Quote the full listing word for word.

= = = =

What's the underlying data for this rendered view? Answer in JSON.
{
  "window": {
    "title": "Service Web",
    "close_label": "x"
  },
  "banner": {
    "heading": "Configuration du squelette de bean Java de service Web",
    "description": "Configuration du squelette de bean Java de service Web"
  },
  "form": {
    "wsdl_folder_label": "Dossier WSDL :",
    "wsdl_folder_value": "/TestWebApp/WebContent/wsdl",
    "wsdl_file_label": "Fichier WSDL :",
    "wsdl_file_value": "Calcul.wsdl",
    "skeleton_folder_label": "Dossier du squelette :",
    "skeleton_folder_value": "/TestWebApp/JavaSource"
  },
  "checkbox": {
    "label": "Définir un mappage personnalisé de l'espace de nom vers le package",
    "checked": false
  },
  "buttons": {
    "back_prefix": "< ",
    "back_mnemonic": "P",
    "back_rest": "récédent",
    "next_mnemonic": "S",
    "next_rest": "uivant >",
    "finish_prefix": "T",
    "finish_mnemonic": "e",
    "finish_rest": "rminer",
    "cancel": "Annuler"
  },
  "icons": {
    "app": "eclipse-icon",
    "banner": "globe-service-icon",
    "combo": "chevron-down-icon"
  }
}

= = = =

» **Answer to the problem**
What's the underlying data for this rendered view? Answer in JSON.
{
  "window": {
    "title": "Service Web",
    "close_label": "x"
  },
  "banner": {
    "heading": "Configuration du squelette de bean Java de service Web",
    "description": "Configuration du squelette de bean Java de service Web"
  },
  "form": {
    "wsdl_folder_label": "Dossier WSDL :",
    "wsdl_folder_value": "/TestWebApp/WebContent/wsdl",
    "wsdl_file_label": "Fichier WSDL :",
    "wsdl_file_value": "Calcul.wsdl",
    "skeleton_folder_label": "Dossier du squelette :",
    "skeleton_folder_value": "/TestWebApp/JavaSource"
  },
  "checkbox": {
    "label": "Définir un mappage personnalisé de l'espace de nom vers le package",
    "checked": false
  },
  "buttons": {
    "back_prefix": "< ",
    "back_mnemonic": "P",
    "back_rest": "récédent",
    "next_mnemonic": "S",
    "next_rest": "uivant >",
    "finish_prefix": "T",
    "finish_mnemonic": "e",
    "finish_rest": "rminer",
    "cancel": "Annuler"
  },
  "icons": {
    "app": "eclipse-icon",
    "banner": "globe-service-icon",
    "combo": "chevron-down-icon"
  }
}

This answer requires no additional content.